INSTRUCTIONS TO FOLLOW: Count how many lines below contain the word "color", then give that number alone.

....

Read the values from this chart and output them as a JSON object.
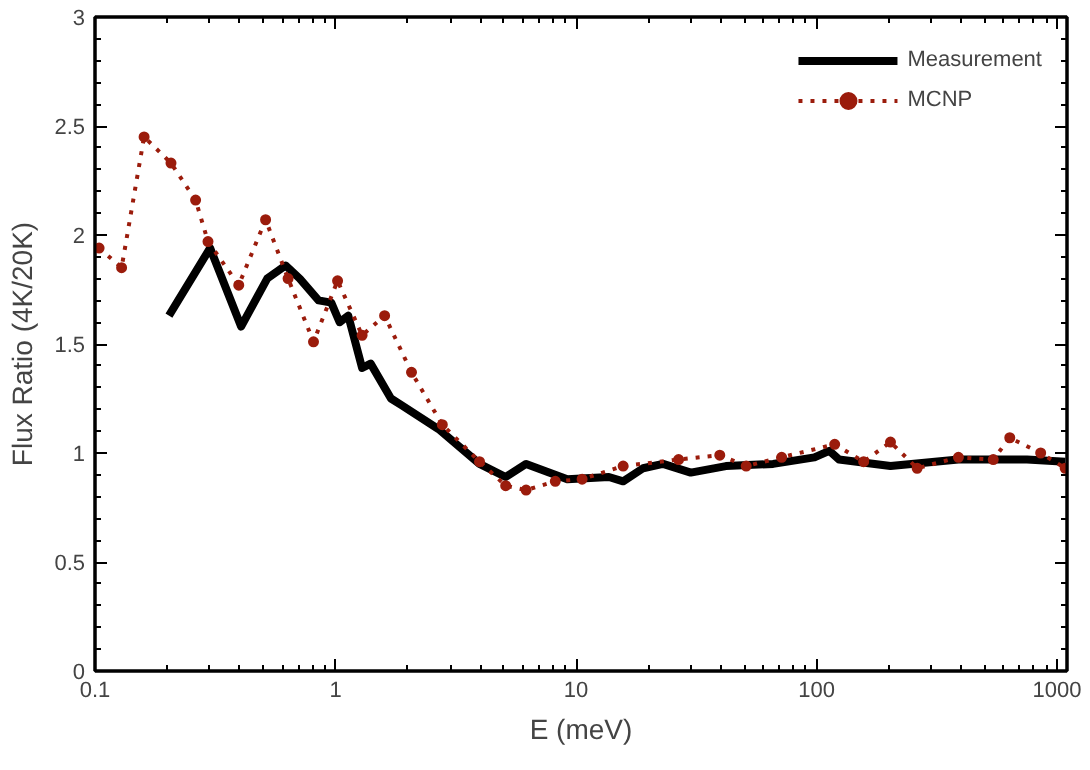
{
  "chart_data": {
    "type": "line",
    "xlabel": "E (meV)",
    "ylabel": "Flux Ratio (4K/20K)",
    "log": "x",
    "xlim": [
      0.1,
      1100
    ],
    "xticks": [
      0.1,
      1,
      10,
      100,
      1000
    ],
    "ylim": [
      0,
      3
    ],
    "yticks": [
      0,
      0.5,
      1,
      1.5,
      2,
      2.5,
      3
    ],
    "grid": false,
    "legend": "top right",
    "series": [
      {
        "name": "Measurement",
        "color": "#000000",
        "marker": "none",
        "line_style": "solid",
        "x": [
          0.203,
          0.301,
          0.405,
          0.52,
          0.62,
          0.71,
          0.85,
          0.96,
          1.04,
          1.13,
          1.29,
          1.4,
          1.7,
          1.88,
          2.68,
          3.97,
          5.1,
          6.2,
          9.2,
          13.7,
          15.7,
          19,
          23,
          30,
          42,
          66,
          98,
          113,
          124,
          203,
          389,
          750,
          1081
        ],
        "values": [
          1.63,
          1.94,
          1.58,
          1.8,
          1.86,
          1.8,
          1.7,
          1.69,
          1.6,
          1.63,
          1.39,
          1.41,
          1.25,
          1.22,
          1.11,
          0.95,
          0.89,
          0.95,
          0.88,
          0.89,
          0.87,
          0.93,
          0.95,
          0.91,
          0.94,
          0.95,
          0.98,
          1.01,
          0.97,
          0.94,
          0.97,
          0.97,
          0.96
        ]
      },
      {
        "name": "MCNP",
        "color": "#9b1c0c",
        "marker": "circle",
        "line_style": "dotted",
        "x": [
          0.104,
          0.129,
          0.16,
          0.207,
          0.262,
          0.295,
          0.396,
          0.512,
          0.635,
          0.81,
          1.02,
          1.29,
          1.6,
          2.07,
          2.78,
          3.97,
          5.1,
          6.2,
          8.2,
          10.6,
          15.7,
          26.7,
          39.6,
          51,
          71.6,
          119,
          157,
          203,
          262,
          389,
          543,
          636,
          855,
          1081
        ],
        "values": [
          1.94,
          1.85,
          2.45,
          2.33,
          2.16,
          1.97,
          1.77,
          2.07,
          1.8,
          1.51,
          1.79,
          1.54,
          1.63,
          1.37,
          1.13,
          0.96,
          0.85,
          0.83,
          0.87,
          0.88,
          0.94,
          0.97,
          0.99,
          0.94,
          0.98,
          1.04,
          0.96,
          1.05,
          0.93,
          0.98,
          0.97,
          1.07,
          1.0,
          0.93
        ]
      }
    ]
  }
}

....

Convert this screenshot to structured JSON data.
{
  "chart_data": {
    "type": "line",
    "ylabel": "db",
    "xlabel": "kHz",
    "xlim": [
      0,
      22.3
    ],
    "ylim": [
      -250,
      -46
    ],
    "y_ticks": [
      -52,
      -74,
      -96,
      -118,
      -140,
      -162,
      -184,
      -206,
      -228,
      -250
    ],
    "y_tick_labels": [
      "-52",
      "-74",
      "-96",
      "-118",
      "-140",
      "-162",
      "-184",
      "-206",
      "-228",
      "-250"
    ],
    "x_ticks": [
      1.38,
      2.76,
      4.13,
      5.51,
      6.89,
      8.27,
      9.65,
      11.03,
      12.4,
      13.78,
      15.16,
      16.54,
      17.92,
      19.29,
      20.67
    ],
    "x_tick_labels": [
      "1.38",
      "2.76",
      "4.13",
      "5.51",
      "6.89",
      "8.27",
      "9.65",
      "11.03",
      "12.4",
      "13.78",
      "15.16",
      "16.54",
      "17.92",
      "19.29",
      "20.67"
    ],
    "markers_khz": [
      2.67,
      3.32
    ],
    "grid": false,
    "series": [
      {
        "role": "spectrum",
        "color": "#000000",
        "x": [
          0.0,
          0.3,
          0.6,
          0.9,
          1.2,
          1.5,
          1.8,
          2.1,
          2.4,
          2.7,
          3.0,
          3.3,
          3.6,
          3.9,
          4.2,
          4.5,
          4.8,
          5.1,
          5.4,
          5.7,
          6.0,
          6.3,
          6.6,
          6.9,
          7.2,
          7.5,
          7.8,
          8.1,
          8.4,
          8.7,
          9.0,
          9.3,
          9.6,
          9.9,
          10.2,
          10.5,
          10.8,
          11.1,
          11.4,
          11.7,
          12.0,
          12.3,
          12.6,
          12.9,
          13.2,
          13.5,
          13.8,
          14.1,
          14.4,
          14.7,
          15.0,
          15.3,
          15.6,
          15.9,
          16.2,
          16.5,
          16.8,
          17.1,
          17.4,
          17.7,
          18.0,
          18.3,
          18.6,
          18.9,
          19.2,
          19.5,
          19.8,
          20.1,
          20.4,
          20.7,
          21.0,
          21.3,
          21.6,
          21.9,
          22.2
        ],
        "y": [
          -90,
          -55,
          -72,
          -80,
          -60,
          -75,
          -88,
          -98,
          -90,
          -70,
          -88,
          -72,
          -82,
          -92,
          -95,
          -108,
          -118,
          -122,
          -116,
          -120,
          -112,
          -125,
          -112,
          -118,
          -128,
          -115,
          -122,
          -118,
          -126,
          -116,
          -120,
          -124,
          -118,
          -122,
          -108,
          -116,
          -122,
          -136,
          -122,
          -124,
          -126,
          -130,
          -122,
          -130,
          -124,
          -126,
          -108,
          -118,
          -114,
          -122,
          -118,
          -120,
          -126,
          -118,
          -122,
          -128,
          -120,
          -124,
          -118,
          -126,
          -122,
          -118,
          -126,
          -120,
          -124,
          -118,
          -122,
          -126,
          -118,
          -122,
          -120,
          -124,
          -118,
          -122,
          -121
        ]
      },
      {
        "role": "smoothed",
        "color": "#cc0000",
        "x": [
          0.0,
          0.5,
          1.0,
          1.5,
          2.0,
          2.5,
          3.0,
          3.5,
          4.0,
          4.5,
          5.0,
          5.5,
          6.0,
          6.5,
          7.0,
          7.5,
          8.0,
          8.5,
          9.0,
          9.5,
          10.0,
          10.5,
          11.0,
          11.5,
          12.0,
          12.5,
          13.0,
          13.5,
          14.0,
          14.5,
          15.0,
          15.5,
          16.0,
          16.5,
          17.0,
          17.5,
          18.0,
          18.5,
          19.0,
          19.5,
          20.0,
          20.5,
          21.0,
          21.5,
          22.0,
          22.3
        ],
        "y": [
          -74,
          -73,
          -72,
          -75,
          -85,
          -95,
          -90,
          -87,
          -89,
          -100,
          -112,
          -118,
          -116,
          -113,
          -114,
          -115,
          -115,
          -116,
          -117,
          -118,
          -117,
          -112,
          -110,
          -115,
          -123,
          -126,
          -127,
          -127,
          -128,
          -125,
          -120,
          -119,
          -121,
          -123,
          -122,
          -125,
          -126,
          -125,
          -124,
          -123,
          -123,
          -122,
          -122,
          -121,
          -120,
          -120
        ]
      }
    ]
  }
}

....

EXERCISE ANSWER: 4